— START Data lines —

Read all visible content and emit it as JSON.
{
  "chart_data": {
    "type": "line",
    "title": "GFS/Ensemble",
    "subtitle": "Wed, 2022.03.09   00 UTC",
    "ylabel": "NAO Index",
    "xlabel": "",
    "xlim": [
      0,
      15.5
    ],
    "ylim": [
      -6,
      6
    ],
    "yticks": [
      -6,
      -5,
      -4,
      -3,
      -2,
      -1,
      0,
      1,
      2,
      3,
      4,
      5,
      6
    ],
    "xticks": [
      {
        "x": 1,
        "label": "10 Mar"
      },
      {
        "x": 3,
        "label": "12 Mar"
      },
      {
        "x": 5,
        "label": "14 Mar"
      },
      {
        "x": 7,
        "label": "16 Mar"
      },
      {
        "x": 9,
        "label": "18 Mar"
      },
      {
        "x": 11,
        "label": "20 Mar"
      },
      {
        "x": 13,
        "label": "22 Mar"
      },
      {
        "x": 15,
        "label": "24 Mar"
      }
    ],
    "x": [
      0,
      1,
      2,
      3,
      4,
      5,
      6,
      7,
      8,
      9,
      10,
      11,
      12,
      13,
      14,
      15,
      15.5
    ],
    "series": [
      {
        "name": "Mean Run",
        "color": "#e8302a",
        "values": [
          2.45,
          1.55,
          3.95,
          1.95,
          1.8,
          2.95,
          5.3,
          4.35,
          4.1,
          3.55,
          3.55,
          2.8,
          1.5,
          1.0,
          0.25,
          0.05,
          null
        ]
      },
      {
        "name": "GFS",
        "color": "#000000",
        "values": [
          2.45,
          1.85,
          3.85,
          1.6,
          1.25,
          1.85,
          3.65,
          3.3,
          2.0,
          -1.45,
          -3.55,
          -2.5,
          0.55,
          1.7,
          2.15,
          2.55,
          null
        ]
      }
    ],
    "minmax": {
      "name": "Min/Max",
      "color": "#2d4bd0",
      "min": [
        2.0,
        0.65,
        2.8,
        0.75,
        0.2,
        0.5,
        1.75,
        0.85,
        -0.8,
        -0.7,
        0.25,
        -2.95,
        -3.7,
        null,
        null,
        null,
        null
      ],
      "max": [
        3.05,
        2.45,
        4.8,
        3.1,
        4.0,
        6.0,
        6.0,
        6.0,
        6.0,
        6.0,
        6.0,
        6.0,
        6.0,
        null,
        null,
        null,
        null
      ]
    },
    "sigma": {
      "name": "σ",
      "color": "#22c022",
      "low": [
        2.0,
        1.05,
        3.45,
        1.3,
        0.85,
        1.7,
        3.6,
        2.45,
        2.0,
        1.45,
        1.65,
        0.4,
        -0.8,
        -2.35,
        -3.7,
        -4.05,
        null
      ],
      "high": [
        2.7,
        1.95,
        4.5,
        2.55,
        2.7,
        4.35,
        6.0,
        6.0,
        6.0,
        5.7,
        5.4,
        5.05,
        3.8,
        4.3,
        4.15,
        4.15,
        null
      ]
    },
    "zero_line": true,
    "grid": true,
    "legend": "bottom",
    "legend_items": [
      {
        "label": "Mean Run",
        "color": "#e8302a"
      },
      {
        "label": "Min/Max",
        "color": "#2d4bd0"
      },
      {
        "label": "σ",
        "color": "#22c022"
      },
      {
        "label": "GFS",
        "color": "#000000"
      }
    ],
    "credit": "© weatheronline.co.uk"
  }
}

— END Data lines —

§ Exercise
Retype all the records, matching them exactly.

§ Written solution
Read all visible content and emit it as JSON.
{
  "chart_data": {
    "type": "line",
    "title": "GFS/Ensemble",
    "subtitle": "Wed, 2022.03.09   00 UTC",
    "ylabel": "NAO Index",
    "xlabel": "",
    "xlim": [
      0,
      15.5
    ],
    "ylim": [
      -6,
      6
    ],
    "yticks": [
      -6,
      -5,
      -4,
      -3,
      -2,
      -1,
      0,
      1,
      2,
      3,
      4,
      5,
      6
    ],
    "xticks": [
      {
        "x": 1,
        "label": "10 Mar"
      },
      {
        "x": 3,
        "label": "12 Mar"
      },
      {
        "x": 5,
        "label": "14 Mar"
      },
      {
        "x": 7,
        "label": "16 Mar"
      },
      {
        "x": 9,
        "label": "18 Mar"
      },
      {
        "x": 11,
        "label": "20 Mar"
      },
      {
        "x": 13,
        "label": "22 Mar"
      },
      {
        "x": 15,
        "label": "24 Mar"
      }
    ],
    "x": [
      0,
      1,
      2,
      3,
      4,
      5,
      6,
      7,
      8,
      9,
      10,
      11,
      12,
      13,
      14,
      15,
      15.5
    ],
    "series": [
      {
        "name": "Mean Run",
        "color": "#e8302a",
        "values": [
          2.45,
          1.55,
          3.95,
          1.95,
          1.8,
          2.95,
          5.3,
          4.35,
          4.1,
          3.55,
          3.55,
          2.8,
          1.5,
          1.0,
          0.25,
          0.05,
          null
        ]
      },
      {
        "name": "GFS",
        "color": "#000000",
        "values": [
          2.45,
          1.85,
          3.85,
          1.6,
          1.25,
          1.85,
          3.65,
          3.3,
          2.0,
          -1.45,
          -3.55,
          -2.5,
          0.55,
          1.7,
          2.15,
          2.55,
          null
        ]
      }
    ],
    "minmax": {
      "name": "Min/Max",
      "color": "#2d4bd0",
      "min": [
        2.0,
        0.65,
        2.8,
        0.75,
        0.2,
        0.5,
        1.75,
        0.85,
        -0.8,
        -0.7,
        0.25,
        -2.95,
        -3.7,
        null,
        null,
        null,
        null
      ],
      "max": [
        3.05,
        2.45,
        4.8,
        3.1,
        4.0,
        6.0,
        6.0,
        6.0,
        6.0,
        6.0,
        6.0,
        6.0,
        6.0,
        null,
        null,
        null,
        null
      ]
    },
    "sigma": {
      "name": "σ",
      "color": "#22c022",
      "low": [
        2.0,
        1.05,
        3.45,
        1.3,
        0.85,
        1.7,
        3.6,
        2.45,
        2.0,
        1.45,
        1.65,
        0.4,
        -0.8,
        -2.35,
        -3.7,
        -4.05,
        null
      ],
      "high": [
        2.7,
        1.95,
        4.5,
        2.55,
        2.7,
        4.35,
        6.0,
        6.0,
        6.0,
        5.7,
        5.4,
        5.05,
        3.8,
        4.3,
        4.15,
        4.15,
        null
      ]
    },
    "zero_line": true,
    "grid": true,
    "legend": "bottom",
    "legend_items": [
      {
        "label": "Mean Run",
        "color": "#e8302a"
      },
      {
        "label": "Min/Max",
        "color": "#2d4bd0"
      },
      {
        "label": "σ",
        "color": "#22c022"
      },
      {
        "label": "GFS",
        "color": "#000000"
      }
    ],
    "credit": "© weatheronline.co.uk"
  }
}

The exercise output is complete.